[DIRECTIONS FOR THIS TASK] Check each line of the material. Copy those containing "exportadora".
[BEGIN GIVEN INFORMATION]
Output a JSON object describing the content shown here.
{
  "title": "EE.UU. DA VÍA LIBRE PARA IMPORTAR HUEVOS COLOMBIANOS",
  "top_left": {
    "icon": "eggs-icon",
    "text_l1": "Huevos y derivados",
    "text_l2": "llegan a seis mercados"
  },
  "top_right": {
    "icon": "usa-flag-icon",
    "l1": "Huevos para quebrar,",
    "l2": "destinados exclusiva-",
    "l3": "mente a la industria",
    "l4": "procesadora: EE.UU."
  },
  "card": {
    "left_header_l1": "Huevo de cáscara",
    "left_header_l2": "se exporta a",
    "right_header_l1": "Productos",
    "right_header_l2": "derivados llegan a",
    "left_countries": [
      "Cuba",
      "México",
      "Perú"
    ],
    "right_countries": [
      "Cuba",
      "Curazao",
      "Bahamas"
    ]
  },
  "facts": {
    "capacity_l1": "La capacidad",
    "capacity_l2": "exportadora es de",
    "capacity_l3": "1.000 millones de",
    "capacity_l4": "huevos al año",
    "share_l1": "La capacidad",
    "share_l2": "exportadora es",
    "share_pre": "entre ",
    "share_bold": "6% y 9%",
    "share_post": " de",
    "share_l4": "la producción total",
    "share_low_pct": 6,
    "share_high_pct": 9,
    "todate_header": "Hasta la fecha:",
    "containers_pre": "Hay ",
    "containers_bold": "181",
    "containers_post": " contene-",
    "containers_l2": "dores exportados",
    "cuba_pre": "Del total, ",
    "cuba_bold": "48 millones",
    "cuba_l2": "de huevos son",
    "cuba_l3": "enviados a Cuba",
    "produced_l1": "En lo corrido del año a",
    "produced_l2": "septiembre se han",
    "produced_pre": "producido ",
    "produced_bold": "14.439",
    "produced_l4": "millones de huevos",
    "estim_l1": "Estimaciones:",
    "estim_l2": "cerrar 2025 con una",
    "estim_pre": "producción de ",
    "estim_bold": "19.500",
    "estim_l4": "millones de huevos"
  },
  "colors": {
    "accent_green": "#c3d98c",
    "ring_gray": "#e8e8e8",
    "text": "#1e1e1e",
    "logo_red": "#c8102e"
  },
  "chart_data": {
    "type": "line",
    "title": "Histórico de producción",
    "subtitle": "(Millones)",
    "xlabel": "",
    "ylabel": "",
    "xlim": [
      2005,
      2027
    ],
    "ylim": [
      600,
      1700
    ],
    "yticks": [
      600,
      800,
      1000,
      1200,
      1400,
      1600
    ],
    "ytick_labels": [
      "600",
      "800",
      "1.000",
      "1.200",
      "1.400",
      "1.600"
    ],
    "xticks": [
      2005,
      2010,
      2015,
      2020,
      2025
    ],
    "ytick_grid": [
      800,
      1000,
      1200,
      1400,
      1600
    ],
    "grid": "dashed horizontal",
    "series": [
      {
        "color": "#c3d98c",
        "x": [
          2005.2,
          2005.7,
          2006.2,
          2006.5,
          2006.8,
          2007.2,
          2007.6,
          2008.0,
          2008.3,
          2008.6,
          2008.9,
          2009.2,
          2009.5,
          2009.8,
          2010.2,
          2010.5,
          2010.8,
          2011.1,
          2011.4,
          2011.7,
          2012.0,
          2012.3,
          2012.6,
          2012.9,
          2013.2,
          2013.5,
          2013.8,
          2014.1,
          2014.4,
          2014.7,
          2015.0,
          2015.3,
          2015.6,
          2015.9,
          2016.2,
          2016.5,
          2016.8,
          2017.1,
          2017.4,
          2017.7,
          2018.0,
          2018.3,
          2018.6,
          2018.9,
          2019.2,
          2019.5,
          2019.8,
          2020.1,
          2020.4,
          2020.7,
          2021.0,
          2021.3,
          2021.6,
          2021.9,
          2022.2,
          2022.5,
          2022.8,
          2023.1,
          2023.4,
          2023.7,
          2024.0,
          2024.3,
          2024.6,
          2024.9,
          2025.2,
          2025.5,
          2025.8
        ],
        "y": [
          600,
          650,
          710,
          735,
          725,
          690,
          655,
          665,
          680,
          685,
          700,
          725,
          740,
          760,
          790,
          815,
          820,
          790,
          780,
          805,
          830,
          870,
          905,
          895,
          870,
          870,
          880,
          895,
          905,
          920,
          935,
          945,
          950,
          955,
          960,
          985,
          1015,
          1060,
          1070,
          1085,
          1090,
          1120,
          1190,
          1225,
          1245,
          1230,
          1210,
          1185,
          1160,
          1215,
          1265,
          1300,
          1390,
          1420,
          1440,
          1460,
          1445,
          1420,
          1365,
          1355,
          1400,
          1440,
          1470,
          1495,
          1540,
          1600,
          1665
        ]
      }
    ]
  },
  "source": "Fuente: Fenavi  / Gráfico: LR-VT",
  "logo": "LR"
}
[END GIVEN INFORMATION]
[FINISHED ANSWER]
    "capacity_l2": "exportadora es de",
    "share_l2": "exportadora es",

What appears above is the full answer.